• Short exercise:
Put the data lines starting at the line that contains "y-tick-label: 12000 xyxy=(20,715,100,744)" and ending at the line that contains "y-tick-label: 20000 xyxy=(20,189,100,218)", with both of those lines included, into a Markdown table with the columns Row and Line. Number the rows in order, place each line's text in the Line column, and leave out any blank lines.

• Supplied entries:
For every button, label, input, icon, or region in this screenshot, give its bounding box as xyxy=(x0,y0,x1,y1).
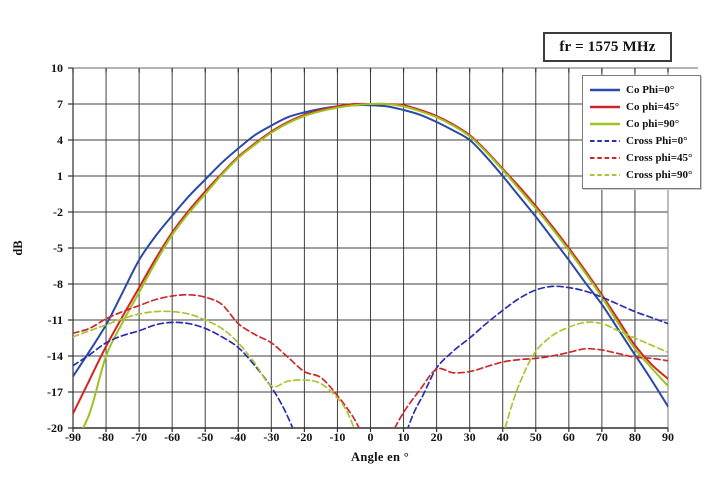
series-curve-cross-phi-90 xyxy=(504,321,668,428)
x-axis-title: Angle en ° xyxy=(351,450,409,464)
x-tick-label: -80 xyxy=(98,430,114,444)
x-tick-label: 50 xyxy=(530,430,542,444)
y-tick-label: 10 xyxy=(51,61,63,75)
x-tick-label: 80 xyxy=(629,430,641,444)
legend-item-co-phi-0: Co Phi=0° xyxy=(589,81,700,98)
series-curve-co-phi-90 xyxy=(81,102,668,428)
x-tick-label: 60 xyxy=(563,430,575,444)
x-tick-label: 0 xyxy=(368,430,374,444)
y-axis-title: dB xyxy=(11,240,25,256)
x-tick-labels: -90 -80 -70 -60 -50 -40 -30 -20 -10 0 10 20 30 40 50 60… xyxy=(65,430,674,444)
legend-label: Co Phi=0° xyxy=(626,83,675,96)
series-cross-phi-90 xyxy=(73,310,668,428)
y-tick-label: -8 xyxy=(53,277,63,291)
x-tick-label: -20 xyxy=(296,430,312,444)
x-tick-label: -90 xyxy=(65,430,81,444)
y-tick-label: -17 xyxy=(47,385,63,399)
legend: Co Phi=0° Co phi=45° Co phi=90° Cross Phi=0… xyxy=(582,75,701,189)
x-tick-label: -40 xyxy=(230,430,246,444)
legend-label: Co phi=45° xyxy=(626,100,680,113)
legend-label: Cross phi=90° xyxy=(626,168,693,181)
series-curve-cross-phi-45 xyxy=(73,293,360,428)
legend-swatch-cross-phi-45 xyxy=(590,156,620,159)
frequency-box-label: fr = 1575 MHz xyxy=(559,38,656,55)
x-tick-label: 70 xyxy=(596,430,608,444)
series-curve-co-phi-0 xyxy=(73,104,668,408)
series-co-phi-0 xyxy=(73,104,668,408)
x-tick-label: 20 xyxy=(431,430,443,444)
x-tick-label: 90 xyxy=(662,430,674,444)
series-curve-cross-phi-0 xyxy=(73,321,294,428)
y-tick-label: 1 xyxy=(57,169,63,183)
frequency-box: fr = 1575 MHz xyxy=(543,32,672,62)
x-tick-label: -60 xyxy=(164,430,180,444)
series-layer xyxy=(73,102,668,428)
y-tick-labels: 10 7 4 1 -2 -5 -8 -11 -14 -17 -20 xyxy=(47,61,63,435)
legend-item-cross-phi-45: Cross phi=45° xyxy=(589,149,700,166)
axis-ticks xyxy=(68,67,669,432)
legend-item-cross-phi-90: Cross phi=90° xyxy=(589,166,700,183)
y-tick-label: -11 xyxy=(48,313,63,327)
legend-item-co-phi-45: Co phi=45° xyxy=(589,98,700,115)
legend-swatch-co-phi-90 xyxy=(590,122,620,125)
legend-label: Cross phi=45° xyxy=(626,151,693,164)
x-tick-label: 10 xyxy=(398,430,410,444)
legend-item-cross-phi-0: Cross Phi=0° xyxy=(589,132,700,149)
x-tick-label: -10 xyxy=(329,430,345,444)
legend-label: Cross Phi=0° xyxy=(626,134,688,147)
y-tick-label: -2 xyxy=(53,205,63,219)
series-curve-cross-phi-45 xyxy=(393,347,668,428)
y-tick-label: -20 xyxy=(47,421,63,435)
legend-item-co-phi-90: Co phi=90° xyxy=(589,115,700,132)
x-tick-label: 30 xyxy=(464,430,476,444)
y-tick-label: -14 xyxy=(47,349,63,363)
legend-swatch-co-phi-45 xyxy=(590,105,620,108)
series-cross-phi-45 xyxy=(73,293,668,428)
legend-swatch-co-phi-0 xyxy=(590,88,620,91)
series-curve-cross-phi-90 xyxy=(73,310,355,428)
x-tick-label: -70 xyxy=(131,430,147,444)
y-tick-label: 7 xyxy=(57,97,63,111)
legend-swatch-cross-phi-90 xyxy=(590,173,620,176)
legend-swatch-cross-phi-0 xyxy=(590,139,620,142)
y-tick-label: -5 xyxy=(53,241,63,255)
x-tick-label: -50 xyxy=(197,430,213,444)
series-co-phi-90 xyxy=(81,102,668,428)
x-tick-label: -30 xyxy=(263,430,279,444)
y-tick-label: 4 xyxy=(57,133,63,147)
x-tick-label: 40 xyxy=(497,430,509,444)
legend-label: Co phi=90° xyxy=(626,117,680,130)
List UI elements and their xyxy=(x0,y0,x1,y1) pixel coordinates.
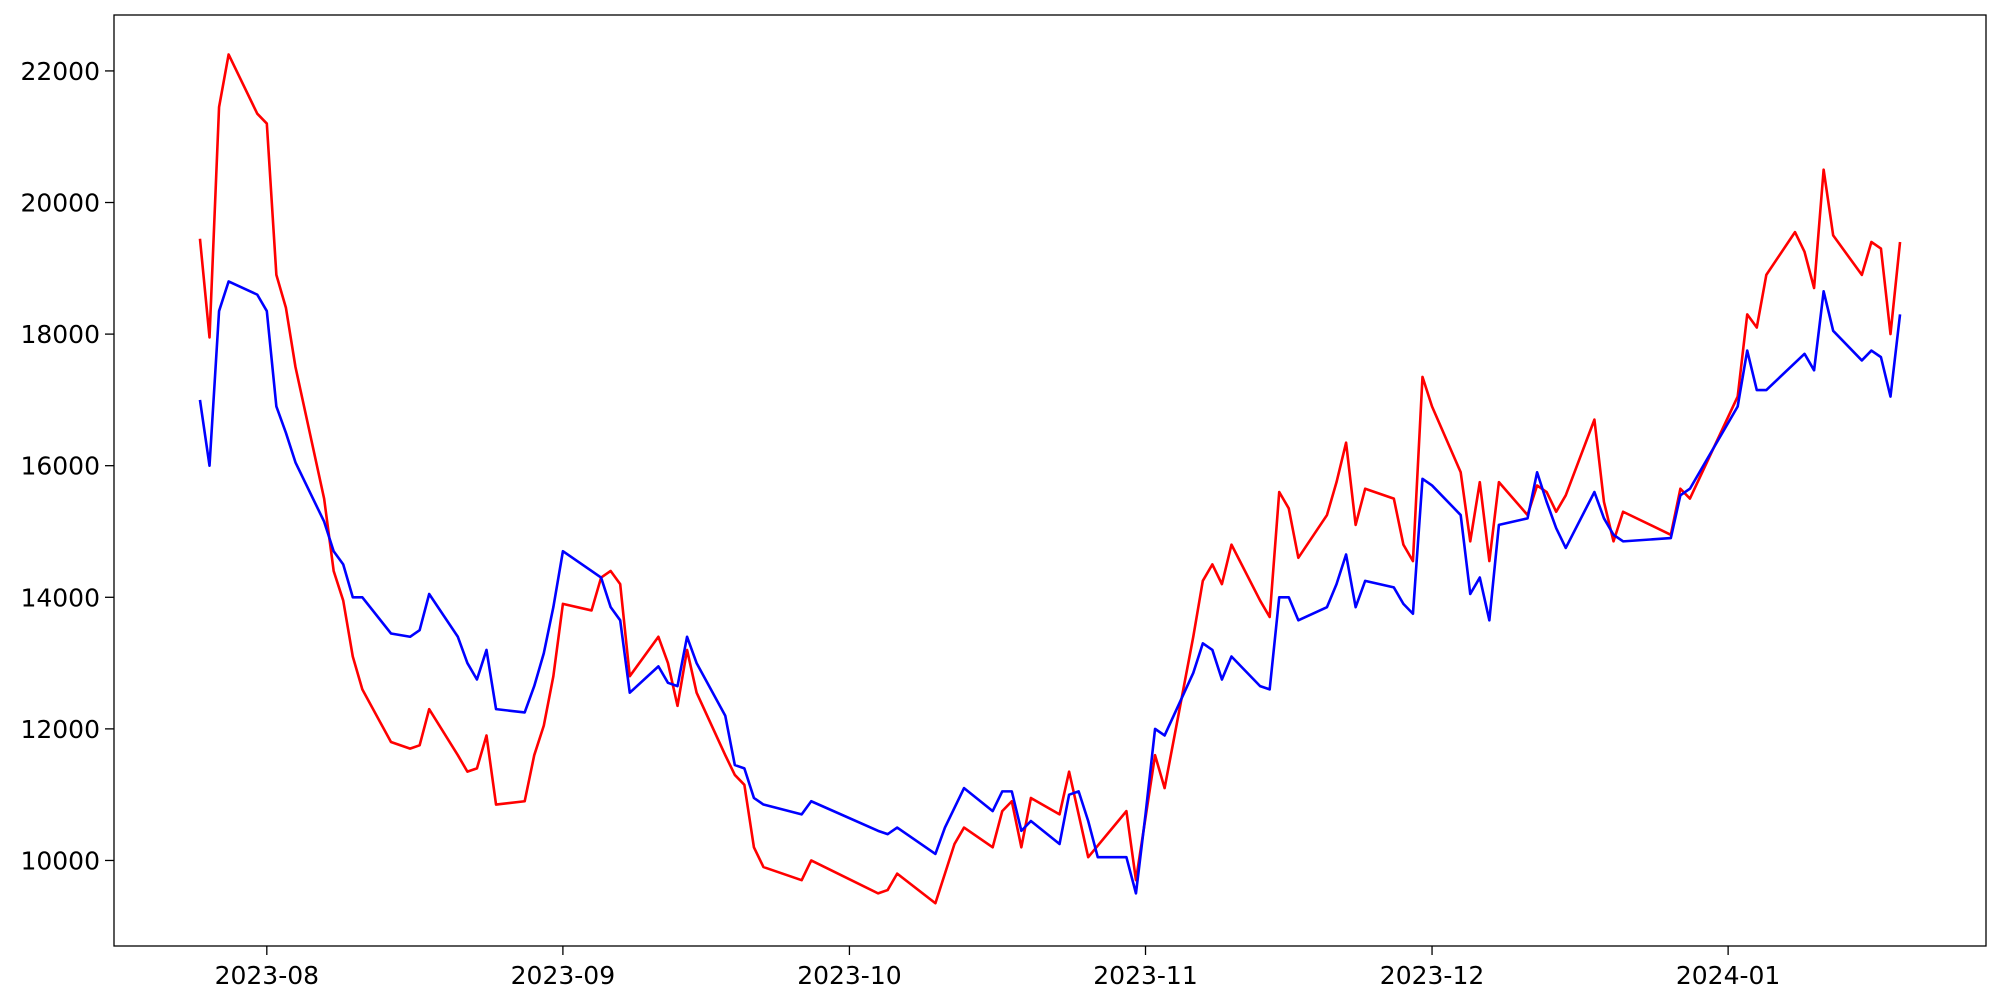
y-tick-label: 12000 xyxy=(20,715,100,744)
y-tick-label: 16000 xyxy=(20,452,100,481)
y-tick-label: 22000 xyxy=(20,57,100,86)
x-tick-label: 2024-01 xyxy=(1676,961,1780,990)
y-tick-label: 10000 xyxy=(20,846,100,875)
series-line xyxy=(198,53,1902,905)
x-tick-label: 2023-09 xyxy=(511,961,615,990)
y-tick-label: 20000 xyxy=(20,189,100,218)
x-tick-label: 2023-08 xyxy=(215,961,319,990)
y-tick-label: 14000 xyxy=(20,583,100,612)
y-tick-label: 18000 xyxy=(20,320,100,349)
x-tick-label: 2023-10 xyxy=(797,961,901,990)
plot-frame xyxy=(113,14,1987,947)
x-tick-label: 2023-12 xyxy=(1380,961,1484,990)
x-tick-label: 2023-11 xyxy=(1093,961,1197,990)
series-line xyxy=(198,280,1902,895)
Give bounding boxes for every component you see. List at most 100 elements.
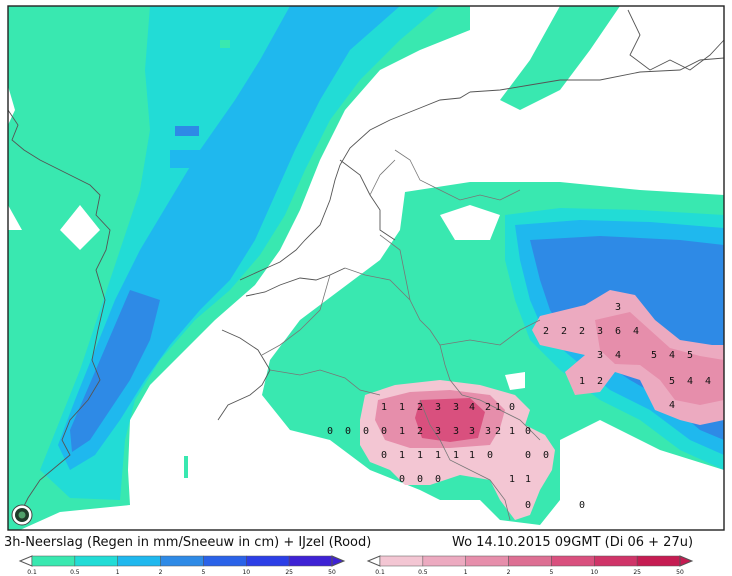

• Answer to this exercise:
| Row | Line |
|---|---|
| 1 | y-tick-label: 12000 xyxy=(20,715,100,744) |
| 2 | y-tick-label: 16000 xyxy=(20,452,100,481) |
| 3 | y-tick-label: 22000 xyxy=(20,57,100,86) |
| 4 | x-tick-label: 2024-01 xyxy=(1676,961,1780,990) |
| 5 | y-tick-label: 10000 xyxy=(20,846,100,875) |
| 6 | series-line xyxy=(198,53,1902,905) |
| 7 | x-tick-label: 2023-09 xyxy=(511,961,615,990) |
| 8 | y-tick-label: 20000 xyxy=(20,189,100,218) |